── Given records ──

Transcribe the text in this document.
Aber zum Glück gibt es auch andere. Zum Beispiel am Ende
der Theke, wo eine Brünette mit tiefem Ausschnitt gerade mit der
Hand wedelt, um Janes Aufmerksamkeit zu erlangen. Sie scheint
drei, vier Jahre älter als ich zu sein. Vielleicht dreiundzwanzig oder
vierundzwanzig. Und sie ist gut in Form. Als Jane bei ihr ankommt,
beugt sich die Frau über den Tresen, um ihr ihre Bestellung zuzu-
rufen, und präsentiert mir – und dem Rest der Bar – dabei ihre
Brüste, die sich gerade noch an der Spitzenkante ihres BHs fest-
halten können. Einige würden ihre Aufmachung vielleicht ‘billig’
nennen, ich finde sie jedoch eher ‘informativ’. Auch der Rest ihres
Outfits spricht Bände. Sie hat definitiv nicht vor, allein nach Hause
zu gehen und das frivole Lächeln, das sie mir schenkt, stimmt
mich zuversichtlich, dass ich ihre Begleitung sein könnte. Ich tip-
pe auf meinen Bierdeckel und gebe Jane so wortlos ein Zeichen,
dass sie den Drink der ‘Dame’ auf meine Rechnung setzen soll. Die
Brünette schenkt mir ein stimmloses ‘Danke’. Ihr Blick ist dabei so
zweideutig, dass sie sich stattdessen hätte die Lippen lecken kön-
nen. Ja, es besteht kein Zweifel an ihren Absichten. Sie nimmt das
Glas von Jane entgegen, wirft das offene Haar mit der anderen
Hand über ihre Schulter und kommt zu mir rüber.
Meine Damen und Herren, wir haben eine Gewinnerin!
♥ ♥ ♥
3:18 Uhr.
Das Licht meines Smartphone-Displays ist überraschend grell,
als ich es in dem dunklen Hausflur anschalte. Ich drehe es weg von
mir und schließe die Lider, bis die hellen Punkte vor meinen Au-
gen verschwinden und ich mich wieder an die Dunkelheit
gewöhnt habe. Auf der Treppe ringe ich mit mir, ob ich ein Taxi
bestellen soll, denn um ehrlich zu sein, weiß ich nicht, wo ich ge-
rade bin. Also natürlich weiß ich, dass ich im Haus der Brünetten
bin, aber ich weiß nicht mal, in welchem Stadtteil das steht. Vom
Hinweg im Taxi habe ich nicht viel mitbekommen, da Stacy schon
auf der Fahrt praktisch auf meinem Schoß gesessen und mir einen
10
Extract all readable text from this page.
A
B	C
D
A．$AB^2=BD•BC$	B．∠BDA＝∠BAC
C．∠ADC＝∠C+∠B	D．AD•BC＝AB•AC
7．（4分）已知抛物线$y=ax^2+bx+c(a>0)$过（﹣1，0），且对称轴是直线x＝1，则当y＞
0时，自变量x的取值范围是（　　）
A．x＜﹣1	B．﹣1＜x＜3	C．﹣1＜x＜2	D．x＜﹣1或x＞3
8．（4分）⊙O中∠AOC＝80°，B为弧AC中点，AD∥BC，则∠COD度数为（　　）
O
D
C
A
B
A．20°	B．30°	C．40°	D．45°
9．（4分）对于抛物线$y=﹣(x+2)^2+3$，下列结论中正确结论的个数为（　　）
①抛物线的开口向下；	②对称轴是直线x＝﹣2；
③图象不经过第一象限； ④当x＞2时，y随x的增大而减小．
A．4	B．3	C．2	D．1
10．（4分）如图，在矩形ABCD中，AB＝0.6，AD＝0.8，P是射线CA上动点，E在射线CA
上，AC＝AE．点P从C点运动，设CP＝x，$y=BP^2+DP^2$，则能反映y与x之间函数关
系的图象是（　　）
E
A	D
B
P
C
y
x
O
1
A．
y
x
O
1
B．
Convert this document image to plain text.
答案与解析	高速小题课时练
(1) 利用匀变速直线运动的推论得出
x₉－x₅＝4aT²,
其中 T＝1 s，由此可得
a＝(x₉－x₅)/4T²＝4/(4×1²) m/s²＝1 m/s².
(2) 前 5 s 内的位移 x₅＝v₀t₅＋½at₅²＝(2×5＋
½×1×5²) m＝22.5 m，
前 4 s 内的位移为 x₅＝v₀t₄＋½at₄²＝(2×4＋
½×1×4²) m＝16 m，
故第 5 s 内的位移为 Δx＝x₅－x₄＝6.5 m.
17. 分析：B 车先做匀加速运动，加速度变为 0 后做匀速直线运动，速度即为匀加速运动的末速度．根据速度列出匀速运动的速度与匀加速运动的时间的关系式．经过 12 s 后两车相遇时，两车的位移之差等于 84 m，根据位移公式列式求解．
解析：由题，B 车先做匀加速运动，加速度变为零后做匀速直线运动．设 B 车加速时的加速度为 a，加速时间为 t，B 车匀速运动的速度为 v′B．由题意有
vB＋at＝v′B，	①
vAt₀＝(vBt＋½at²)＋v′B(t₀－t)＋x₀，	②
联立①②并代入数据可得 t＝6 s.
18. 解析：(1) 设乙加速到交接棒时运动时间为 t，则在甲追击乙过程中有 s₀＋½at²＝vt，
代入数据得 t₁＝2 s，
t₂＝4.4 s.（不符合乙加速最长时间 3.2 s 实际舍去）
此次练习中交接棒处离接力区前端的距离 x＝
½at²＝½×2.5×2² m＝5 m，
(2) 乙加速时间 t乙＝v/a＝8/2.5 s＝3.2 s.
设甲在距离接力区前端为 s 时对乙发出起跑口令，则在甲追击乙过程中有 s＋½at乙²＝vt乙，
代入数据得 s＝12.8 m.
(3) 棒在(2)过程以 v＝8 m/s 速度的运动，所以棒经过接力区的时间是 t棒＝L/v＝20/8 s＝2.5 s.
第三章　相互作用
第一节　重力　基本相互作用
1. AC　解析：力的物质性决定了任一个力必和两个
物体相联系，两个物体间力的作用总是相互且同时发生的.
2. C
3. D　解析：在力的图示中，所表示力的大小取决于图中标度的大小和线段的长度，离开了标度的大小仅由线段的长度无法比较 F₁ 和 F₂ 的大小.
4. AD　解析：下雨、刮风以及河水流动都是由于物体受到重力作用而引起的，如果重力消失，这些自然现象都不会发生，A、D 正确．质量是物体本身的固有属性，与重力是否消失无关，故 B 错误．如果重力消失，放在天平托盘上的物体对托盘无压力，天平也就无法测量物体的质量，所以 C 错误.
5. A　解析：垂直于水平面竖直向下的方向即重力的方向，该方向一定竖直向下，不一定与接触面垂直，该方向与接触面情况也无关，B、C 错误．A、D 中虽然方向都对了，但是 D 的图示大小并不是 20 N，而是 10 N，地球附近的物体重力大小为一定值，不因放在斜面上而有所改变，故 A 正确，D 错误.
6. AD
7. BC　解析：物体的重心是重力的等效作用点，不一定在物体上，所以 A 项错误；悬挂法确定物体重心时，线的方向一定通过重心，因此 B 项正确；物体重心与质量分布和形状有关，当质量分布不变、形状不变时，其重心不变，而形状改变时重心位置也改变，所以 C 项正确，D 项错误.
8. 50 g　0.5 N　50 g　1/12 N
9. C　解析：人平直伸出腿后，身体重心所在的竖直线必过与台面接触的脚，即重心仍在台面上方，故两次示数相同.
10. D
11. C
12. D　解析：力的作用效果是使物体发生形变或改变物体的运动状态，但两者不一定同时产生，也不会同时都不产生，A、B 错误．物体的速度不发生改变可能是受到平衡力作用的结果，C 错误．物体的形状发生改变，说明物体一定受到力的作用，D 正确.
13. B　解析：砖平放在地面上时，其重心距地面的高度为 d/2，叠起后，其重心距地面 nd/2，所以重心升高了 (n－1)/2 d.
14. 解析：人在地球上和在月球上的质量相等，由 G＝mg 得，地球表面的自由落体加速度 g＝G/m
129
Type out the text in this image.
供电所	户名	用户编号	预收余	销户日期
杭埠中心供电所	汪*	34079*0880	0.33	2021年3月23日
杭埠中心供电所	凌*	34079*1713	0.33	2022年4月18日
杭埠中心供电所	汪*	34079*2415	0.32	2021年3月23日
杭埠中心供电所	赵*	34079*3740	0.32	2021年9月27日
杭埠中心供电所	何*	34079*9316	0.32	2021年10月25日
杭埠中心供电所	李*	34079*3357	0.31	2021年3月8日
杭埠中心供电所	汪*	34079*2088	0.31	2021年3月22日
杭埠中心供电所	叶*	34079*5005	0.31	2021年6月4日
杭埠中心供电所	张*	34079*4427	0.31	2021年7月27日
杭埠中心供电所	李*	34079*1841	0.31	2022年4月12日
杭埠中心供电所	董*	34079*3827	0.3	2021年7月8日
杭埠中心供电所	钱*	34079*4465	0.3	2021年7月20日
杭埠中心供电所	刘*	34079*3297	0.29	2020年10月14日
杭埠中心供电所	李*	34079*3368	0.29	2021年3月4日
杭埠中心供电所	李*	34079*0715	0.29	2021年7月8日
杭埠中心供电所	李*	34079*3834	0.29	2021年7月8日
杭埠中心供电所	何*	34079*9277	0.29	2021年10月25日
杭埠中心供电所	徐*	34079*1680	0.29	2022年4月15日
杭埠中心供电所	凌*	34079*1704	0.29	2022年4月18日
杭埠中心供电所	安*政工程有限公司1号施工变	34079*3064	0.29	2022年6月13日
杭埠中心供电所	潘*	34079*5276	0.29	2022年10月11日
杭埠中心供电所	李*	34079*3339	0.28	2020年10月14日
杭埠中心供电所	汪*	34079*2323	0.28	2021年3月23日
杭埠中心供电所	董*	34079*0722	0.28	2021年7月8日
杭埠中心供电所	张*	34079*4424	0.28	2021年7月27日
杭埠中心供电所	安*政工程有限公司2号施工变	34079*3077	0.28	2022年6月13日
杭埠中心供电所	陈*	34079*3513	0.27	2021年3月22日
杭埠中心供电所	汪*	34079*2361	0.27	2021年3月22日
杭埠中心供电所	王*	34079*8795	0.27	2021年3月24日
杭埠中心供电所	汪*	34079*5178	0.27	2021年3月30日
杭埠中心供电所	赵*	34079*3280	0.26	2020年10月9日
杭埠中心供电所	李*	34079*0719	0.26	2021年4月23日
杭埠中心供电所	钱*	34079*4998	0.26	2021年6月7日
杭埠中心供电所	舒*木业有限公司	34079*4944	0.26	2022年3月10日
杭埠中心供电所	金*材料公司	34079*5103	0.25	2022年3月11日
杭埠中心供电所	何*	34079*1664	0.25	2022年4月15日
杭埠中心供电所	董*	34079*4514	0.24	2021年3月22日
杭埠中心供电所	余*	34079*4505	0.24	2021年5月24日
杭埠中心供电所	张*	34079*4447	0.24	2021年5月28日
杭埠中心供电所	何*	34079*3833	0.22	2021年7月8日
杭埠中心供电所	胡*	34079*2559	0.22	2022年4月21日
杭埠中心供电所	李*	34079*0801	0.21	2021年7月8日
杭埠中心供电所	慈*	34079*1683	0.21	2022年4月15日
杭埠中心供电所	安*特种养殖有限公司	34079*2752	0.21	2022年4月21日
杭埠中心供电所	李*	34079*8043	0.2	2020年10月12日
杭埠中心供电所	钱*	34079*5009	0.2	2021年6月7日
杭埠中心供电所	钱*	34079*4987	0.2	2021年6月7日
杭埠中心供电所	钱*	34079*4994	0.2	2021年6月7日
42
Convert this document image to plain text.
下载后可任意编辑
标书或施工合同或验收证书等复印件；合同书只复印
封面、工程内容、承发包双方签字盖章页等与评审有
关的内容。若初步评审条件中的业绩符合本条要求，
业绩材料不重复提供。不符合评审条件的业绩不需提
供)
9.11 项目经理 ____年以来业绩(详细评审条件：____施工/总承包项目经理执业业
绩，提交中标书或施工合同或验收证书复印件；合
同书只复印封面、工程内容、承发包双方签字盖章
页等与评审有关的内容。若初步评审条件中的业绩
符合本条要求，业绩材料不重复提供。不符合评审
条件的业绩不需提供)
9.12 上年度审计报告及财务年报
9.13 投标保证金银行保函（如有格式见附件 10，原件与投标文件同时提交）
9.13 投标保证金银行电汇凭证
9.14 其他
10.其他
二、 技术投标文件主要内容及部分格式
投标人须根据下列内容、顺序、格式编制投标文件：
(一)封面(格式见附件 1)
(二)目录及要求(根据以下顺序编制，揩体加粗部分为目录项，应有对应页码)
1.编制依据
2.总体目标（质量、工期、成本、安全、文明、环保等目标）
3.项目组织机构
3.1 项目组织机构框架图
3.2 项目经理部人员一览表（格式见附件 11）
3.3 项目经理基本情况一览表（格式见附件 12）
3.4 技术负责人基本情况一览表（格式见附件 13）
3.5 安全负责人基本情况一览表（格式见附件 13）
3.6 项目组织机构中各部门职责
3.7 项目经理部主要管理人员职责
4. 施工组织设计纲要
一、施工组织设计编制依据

───

§ **Problem to solve**
Which lines hold the string "this"? List them all.

§ **Finished exercise**
Transcribe the text in this document.
Extract all readable text from this page.
Convert this document image to plain text.
Type out the text in this image.
Convert this document image to plain text.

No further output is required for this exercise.